**To be done:** Rewrite all the records below with every "Mixed" changed to "Combined", keeping everything else the same and leaving out the pictures.

= = =

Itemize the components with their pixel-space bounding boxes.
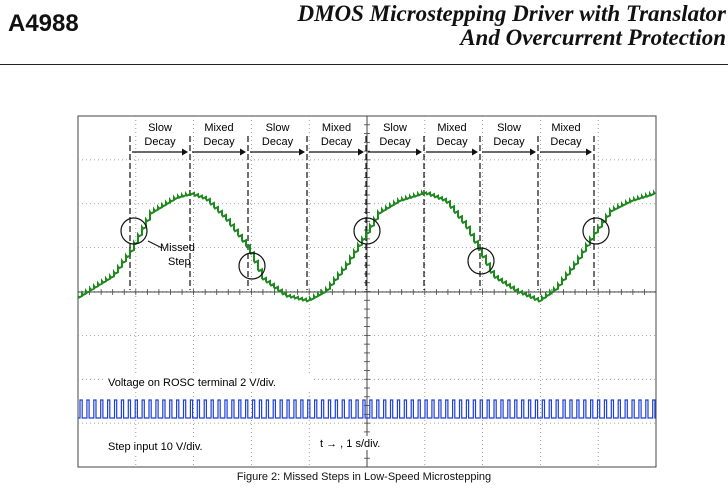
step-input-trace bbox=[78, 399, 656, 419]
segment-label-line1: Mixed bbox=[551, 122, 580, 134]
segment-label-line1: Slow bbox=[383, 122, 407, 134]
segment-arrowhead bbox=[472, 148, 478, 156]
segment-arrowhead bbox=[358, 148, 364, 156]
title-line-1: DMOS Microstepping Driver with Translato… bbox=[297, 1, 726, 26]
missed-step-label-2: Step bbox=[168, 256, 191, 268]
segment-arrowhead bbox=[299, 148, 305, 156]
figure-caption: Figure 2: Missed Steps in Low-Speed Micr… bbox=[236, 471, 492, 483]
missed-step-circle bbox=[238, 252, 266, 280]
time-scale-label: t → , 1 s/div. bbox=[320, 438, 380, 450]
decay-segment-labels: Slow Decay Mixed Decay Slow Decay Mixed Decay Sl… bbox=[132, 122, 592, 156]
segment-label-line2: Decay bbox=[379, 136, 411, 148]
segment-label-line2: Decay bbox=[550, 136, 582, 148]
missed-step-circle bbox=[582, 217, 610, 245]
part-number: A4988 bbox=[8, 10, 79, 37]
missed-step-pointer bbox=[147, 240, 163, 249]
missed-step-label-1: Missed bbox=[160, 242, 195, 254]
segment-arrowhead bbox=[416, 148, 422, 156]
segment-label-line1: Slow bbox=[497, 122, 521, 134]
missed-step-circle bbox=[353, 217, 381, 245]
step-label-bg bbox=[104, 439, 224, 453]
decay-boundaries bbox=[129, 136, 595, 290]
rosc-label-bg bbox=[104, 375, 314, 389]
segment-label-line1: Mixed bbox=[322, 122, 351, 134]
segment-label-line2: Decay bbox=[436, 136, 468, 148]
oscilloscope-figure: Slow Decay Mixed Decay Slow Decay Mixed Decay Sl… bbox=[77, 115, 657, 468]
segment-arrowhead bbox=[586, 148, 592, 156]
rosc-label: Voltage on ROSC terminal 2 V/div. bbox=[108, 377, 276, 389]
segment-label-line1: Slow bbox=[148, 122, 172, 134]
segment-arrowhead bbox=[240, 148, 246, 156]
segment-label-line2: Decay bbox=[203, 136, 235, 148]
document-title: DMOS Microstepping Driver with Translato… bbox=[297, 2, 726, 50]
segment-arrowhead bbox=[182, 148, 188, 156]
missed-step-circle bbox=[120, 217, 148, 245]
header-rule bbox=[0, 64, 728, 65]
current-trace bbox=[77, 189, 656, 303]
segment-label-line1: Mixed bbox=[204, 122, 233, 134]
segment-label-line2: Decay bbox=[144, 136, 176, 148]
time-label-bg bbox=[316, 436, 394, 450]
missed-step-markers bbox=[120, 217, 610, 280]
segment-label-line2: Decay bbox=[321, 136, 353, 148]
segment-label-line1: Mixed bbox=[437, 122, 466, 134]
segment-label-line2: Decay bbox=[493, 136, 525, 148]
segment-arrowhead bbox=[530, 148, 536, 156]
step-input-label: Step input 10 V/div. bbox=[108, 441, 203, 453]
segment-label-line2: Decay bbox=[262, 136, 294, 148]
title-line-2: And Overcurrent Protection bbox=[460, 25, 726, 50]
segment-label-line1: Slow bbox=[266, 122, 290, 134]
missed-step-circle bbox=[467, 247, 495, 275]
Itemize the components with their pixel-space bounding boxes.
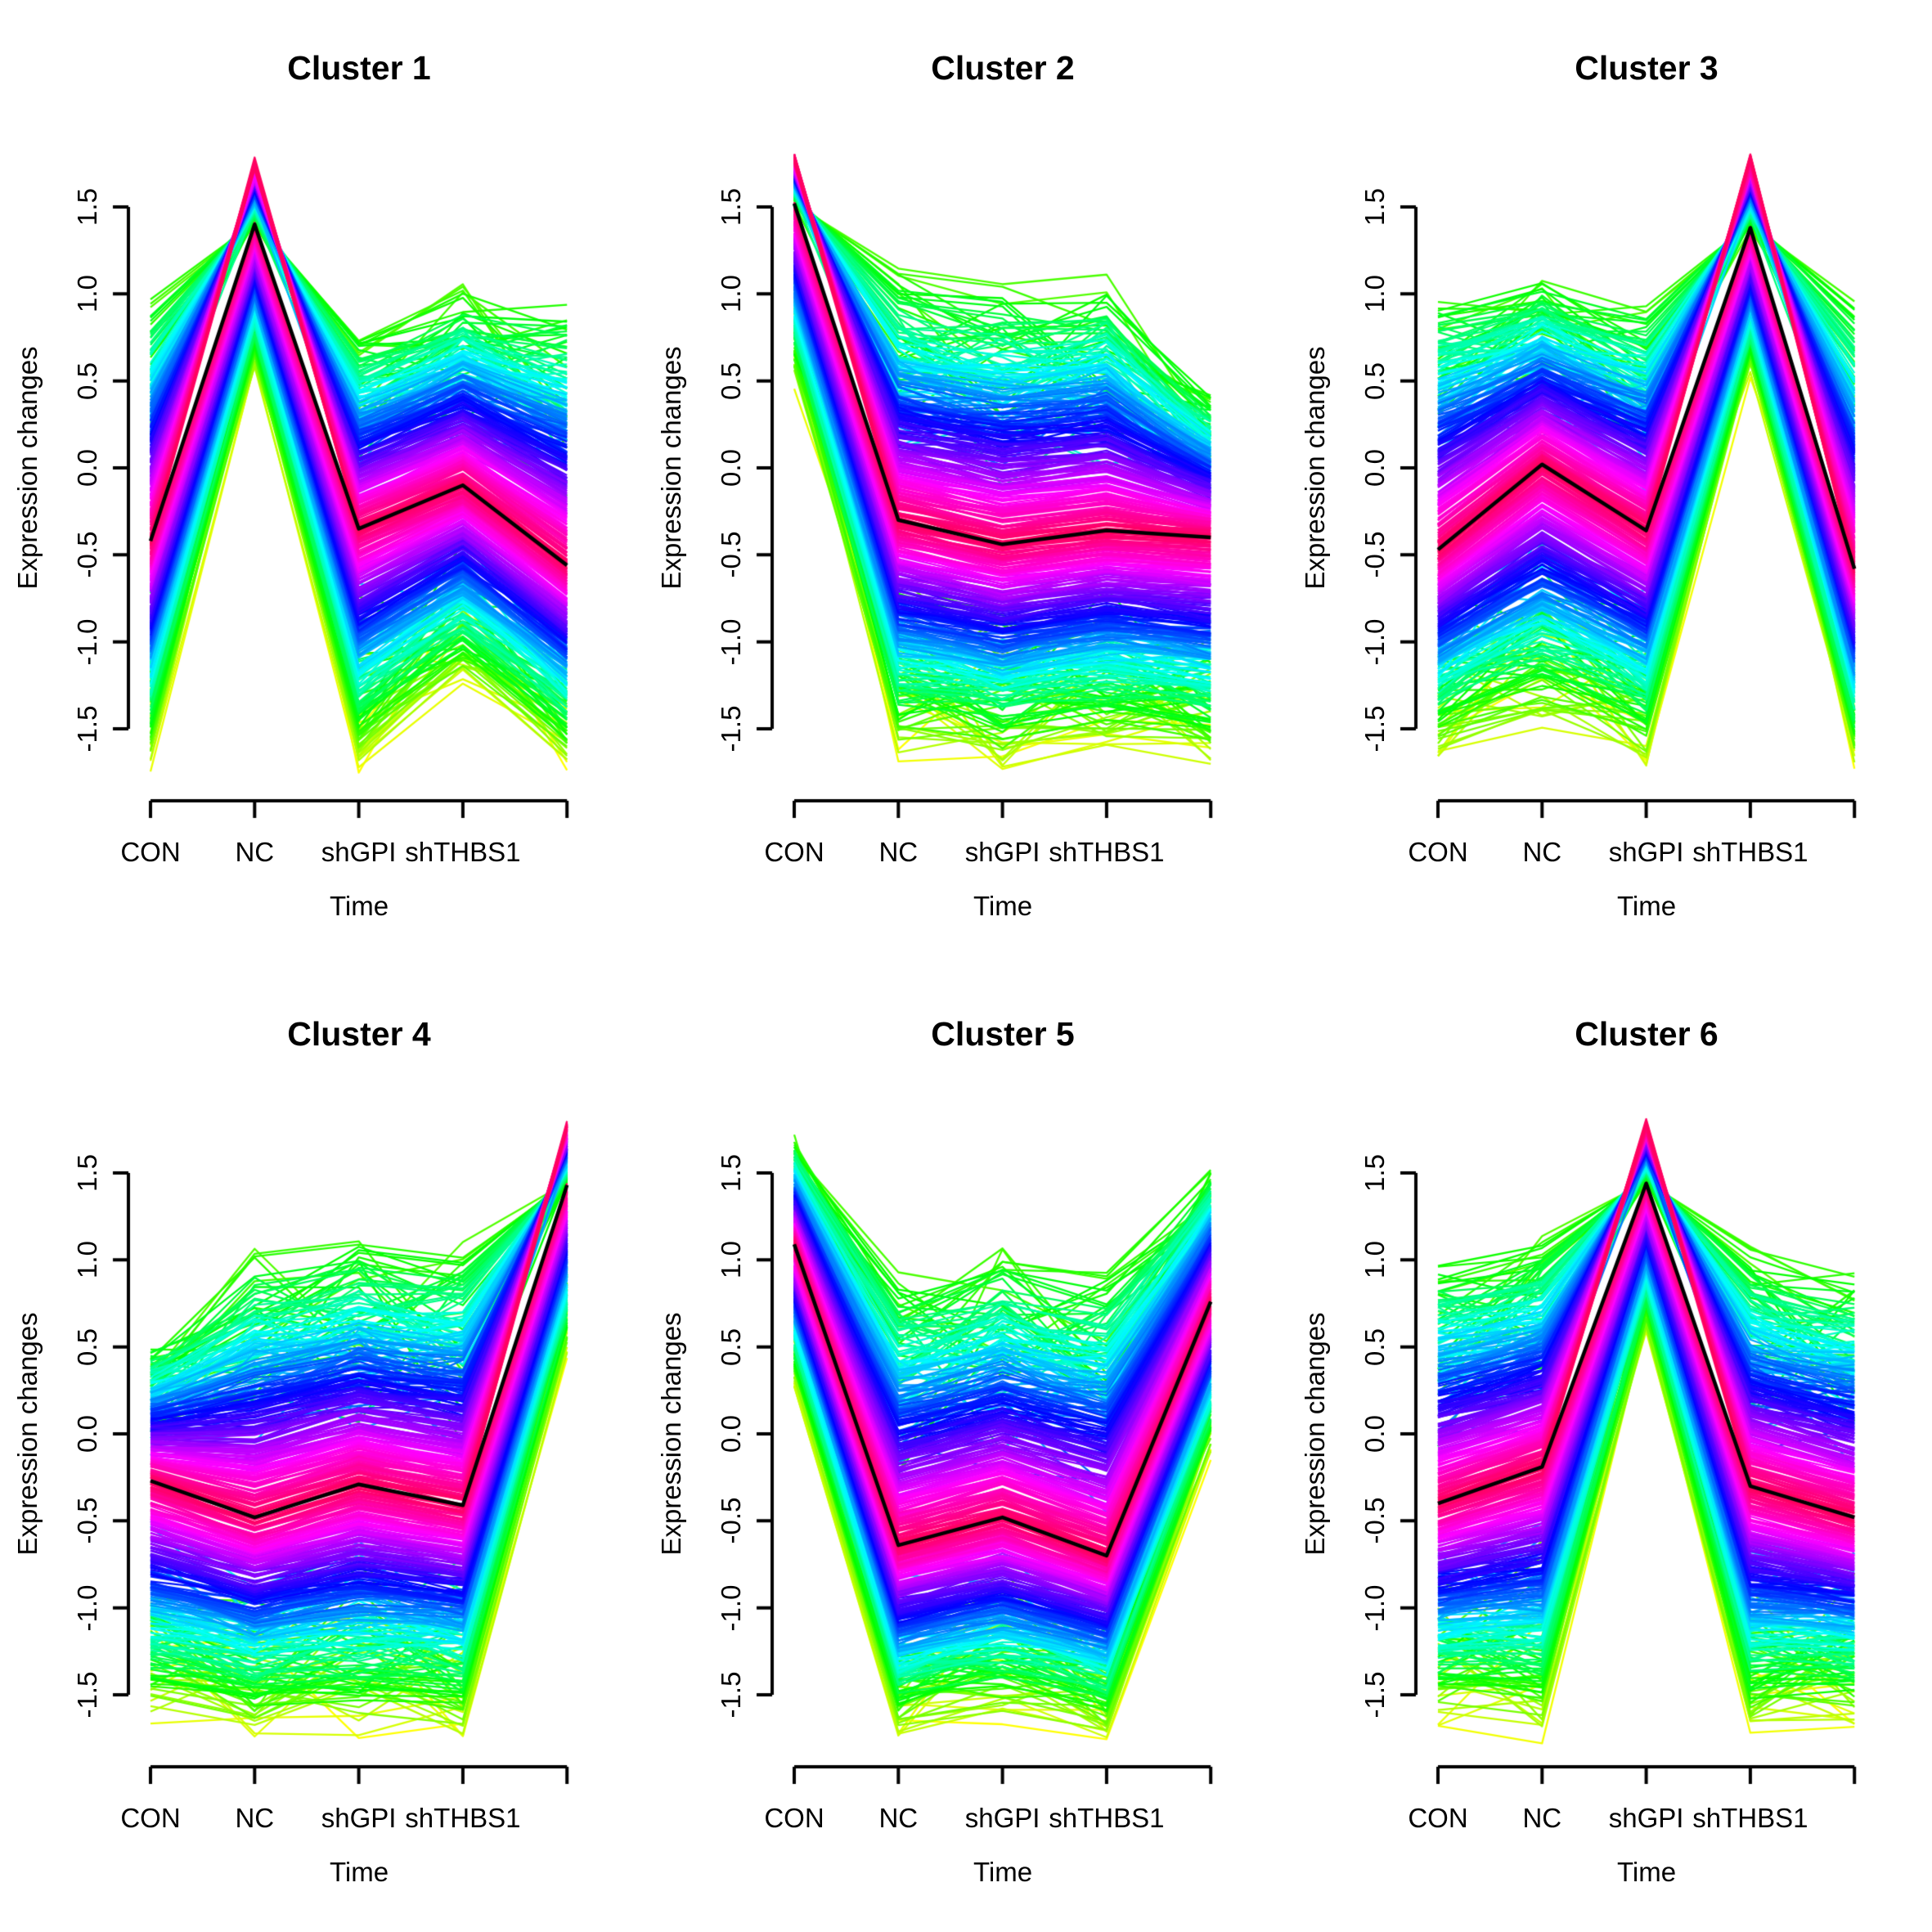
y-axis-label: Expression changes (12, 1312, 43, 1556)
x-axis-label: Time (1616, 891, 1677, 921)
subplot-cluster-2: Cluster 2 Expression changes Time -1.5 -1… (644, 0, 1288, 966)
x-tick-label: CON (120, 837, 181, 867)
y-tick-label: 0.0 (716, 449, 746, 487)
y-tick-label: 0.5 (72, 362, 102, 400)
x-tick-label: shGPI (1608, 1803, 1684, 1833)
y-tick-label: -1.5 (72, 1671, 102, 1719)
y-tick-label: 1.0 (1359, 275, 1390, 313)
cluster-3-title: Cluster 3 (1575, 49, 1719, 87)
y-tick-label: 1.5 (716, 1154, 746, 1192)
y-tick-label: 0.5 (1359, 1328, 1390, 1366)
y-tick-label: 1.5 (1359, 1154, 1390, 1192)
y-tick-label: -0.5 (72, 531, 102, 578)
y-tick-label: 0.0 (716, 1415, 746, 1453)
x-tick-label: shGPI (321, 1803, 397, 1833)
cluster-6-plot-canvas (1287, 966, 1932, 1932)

= = =

**Answer below:**
Itemize the components with their pixel-space bounding boxes.
step-input-trace bbox=[78, 399, 656, 419]
segment-label-line1: Combined bbox=[551, 122, 580, 134]
segment-label-line1: Slow bbox=[383, 122, 407, 134]
segment-arrowhead bbox=[472, 148, 478, 156]
segment-arrowhead bbox=[358, 148, 364, 156]
title-line-1: DMOS Microstepping Driver with Translato… bbox=[297, 1, 726, 26]
missed-step-label-2: Step bbox=[168, 256, 191, 268]
segment-arrowhead bbox=[299, 148, 305, 156]
figure-caption: Figure 2: Missed Steps in Low-Speed Micr… bbox=[236, 471, 492, 483]
missed-step-circle bbox=[238, 252, 266, 280]
time-scale-label: t → , 1 s/div. bbox=[320, 438, 380, 450]
decay-segment-labels: Slow Decay Combined Decay Slow Decay Combined Decay Sl… bbox=[132, 122, 592, 156]
segment-label-line2: Decay bbox=[379, 136, 411, 148]
segment-label-line2: Decay bbox=[550, 136, 582, 148]
missed-step-circle bbox=[582, 217, 610, 245]
part-number: A4988 bbox=[8, 10, 79, 37]
missed-step-pointer bbox=[147, 240, 163, 249]
missed-step-label-1: Missed bbox=[160, 242, 195, 254]
segment-arrowhead bbox=[416, 148, 422, 156]
segment-label-line1: Slow bbox=[497, 122, 521, 134]
missed-step-circle bbox=[353, 217, 381, 245]
step-label-bg bbox=[104, 439, 224, 453]
decay-boundaries bbox=[129, 136, 595, 290]
rosc-label-bg bbox=[104, 375, 314, 389]
segment-label-line1: Combined bbox=[322, 122, 351, 134]
segment-label-line2: Decay bbox=[436, 136, 468, 148]
oscilloscope-figure: Slow Decay Combined Decay Slow Decay Combined Decay Sl… bbox=[77, 115, 657, 468]
segment-arrowhead bbox=[586, 148, 592, 156]
rosc-label: Voltage on ROSC terminal 2 V/div. bbox=[108, 377, 276, 389]
segment-label-line1: Slow bbox=[148, 122, 172, 134]
segment-arrowhead bbox=[240, 148, 246, 156]
segment-label-line2: Decay bbox=[203, 136, 235, 148]
document-title: DMOS Microstepping Driver with Translato… bbox=[297, 2, 726, 50]
segment-arrowhead bbox=[182, 148, 188, 156]
missed-step-circle bbox=[120, 217, 148, 245]
header-rule bbox=[0, 64, 728, 65]
current-trace bbox=[77, 189, 656, 303]
segment-label-line1: Combined bbox=[204, 122, 233, 134]
segment-label-line2: Decay bbox=[144, 136, 176, 148]
time-label-bg bbox=[316, 436, 394, 450]
missed-step-markers bbox=[120, 217, 610, 280]
segment-label-line2: Decay bbox=[321, 136, 353, 148]
segment-label-line1: Combined bbox=[437, 122, 466, 134]
segment-label-line2: Decay bbox=[493, 136, 525, 148]
segment-arrowhead bbox=[530, 148, 536, 156]
step-input-label: Step input 10 V/div. bbox=[108, 441, 203, 453]
segment-label-line2: Decay bbox=[262, 136, 294, 148]
title-line-2: And Overcurrent Protection bbox=[460, 25, 726, 50]
segment-label-line1: Slow bbox=[266, 122, 290, 134]
missed-step-circle bbox=[467, 247, 495, 275]
Itemize the components with their pixel-space bounding boxes.
y-axis-label: Expression changes (12, 1312, 43, 1556)
x-axis-label: Time (1616, 891, 1677, 921)
subplot-cluster-2: Cluster 2 Expression changes Time -1.5 -1… (644, 0, 1288, 966)
x-tick-label: CON (120, 837, 181, 867)
y-tick-label: 0.0 (716, 449, 746, 487)
y-tick-label: 0.5 (72, 362, 102, 400)
x-tick-label: shGPI (1608, 1803, 1684, 1833)
y-tick-label: -1.5 (72, 1671, 102, 1719)
y-tick-label: 1.0 (1359, 275, 1390, 313)
cluster-3-title: Cluster 3 (1575, 49, 1719, 87)
y-tick-label: 1.5 (716, 1154, 746, 1192)
y-tick-label: 0.5 (1359, 1328, 1390, 1366)
y-tick-label: 1.5 (1359, 1154, 1390, 1192)
y-tick-label: -0.5 (72, 531, 102, 578)
y-tick-label: 0.0 (716, 1415, 746, 1453)
x-tick-label: shGPI (321, 1803, 397, 1833)
cluster-6-plot-canvas (1287, 966, 1932, 1932)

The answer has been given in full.